- **Challenge**: In the records below, locate the line containing "Give me the JSON representation", then output that line and all later lines exactly, through the last one.

- **Provided information**:
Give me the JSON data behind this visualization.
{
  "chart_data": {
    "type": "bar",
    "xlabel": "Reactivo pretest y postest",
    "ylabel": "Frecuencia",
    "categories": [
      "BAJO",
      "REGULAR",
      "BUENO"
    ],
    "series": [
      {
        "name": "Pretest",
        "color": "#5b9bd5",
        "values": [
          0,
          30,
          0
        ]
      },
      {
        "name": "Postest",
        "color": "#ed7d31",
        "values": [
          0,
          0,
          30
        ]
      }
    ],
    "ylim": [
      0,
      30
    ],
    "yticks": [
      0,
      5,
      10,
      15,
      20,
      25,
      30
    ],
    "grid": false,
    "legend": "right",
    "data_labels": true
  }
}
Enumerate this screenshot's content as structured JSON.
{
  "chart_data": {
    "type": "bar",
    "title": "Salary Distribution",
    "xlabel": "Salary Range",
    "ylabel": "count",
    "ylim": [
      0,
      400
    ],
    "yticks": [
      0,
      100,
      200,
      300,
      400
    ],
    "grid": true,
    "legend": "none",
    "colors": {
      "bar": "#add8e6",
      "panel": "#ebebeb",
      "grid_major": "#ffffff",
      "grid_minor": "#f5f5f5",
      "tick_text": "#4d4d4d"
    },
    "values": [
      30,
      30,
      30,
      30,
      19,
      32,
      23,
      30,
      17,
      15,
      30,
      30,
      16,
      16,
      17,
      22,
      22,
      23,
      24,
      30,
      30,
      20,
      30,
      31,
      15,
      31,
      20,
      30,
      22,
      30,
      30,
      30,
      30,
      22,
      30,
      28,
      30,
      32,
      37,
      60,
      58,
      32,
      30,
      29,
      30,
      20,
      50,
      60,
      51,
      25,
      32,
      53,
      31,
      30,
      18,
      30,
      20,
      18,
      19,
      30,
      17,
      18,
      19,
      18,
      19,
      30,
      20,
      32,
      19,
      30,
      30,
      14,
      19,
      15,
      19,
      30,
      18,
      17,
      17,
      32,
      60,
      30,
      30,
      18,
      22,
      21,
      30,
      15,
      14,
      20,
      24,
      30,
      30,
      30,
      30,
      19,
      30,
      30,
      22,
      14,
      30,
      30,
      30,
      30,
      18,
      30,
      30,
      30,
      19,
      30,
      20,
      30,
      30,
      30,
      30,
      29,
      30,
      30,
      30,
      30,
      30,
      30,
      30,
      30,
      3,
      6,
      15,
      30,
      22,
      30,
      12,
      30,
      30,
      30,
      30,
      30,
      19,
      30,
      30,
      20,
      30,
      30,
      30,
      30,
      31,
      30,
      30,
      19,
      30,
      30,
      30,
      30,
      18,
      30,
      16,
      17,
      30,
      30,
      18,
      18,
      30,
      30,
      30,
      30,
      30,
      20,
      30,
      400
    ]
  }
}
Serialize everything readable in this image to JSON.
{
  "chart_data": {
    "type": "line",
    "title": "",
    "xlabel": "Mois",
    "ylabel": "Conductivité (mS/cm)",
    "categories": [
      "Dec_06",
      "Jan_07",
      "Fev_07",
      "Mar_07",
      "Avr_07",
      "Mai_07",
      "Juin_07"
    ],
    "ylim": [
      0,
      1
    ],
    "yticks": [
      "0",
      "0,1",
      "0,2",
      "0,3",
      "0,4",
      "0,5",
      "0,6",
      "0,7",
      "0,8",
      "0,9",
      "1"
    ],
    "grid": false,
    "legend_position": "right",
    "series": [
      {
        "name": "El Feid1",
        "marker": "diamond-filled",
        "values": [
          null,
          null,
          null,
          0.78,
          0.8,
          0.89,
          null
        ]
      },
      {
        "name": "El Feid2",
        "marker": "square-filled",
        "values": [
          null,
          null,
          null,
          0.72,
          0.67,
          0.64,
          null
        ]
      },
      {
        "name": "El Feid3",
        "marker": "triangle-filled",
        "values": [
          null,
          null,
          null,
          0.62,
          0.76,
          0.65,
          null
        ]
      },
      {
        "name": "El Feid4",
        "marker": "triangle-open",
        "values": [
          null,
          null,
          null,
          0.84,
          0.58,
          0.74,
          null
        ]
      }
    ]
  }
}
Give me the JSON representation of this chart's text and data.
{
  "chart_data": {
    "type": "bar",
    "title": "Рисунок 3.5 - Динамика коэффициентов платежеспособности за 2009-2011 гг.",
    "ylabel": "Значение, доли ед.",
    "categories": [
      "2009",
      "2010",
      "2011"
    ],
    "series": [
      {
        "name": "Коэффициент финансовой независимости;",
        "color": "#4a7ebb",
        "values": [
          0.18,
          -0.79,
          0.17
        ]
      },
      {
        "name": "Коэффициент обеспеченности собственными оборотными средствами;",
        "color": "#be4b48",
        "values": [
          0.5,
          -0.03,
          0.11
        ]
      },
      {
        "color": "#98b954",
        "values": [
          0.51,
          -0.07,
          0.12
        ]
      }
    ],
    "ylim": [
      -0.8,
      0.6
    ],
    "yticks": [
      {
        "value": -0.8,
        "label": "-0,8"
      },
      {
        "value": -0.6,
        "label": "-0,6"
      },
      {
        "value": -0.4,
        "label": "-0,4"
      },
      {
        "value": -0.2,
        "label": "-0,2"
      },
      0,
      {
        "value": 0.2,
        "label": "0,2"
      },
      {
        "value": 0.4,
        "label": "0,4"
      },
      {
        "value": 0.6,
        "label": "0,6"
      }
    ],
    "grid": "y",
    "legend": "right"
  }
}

- **Solution to the exercise**:
Give me the JSON representation of this chart's text and data.
{
  "chart_data": {
    "type": "bar",
    "title": "Рисунок 3.5 - Динамика коэффициентов платежеспособности за 2009-2011 гг.",
    "ylabel": "Значение, доли ед.",
    "categories": [
      "2009",
      "2010",
      "2011"
    ],
    "series": [
      {
        "name": "Коэффициент финансовой независимости;",
        "color": "#4a7ebb",
        "values": [
          0.18,
          -0.79,
          0.17
        ]
      },
      {
        "name": "Коэффициент обеспеченности собственными оборотными средствами;",
        "color": "#be4b48",
        "values": [
          0.5,
          -0.03,
          0.11
        ]
      },
      {
        "color": "#98b954",
        "values": [
          0.51,
          -0.07,
          0.12
        ]
      }
    ],
    "ylim": [
      -0.8,
      0.6
    ],
    "yticks": [
      {
        "value": -0.8,
        "label": "-0,8"
      },
      {
        "value": -0.6,
        "label": "-0,6"
      },
      {
        "value": -0.4,
        "label": "-0,4"
      },
      {
        "value": -0.2,
        "label": "-0,2"
      },
      0,
      {
        "value": 0.2,
        "label": "0,2"
      },
      {
        "value": 0.4,
        "label": "0,4"
      },
      {
        "value": 0.6,
        "label": "0,6"
      }
    ],
    "grid": "y",
    "legend": "right"
  }
}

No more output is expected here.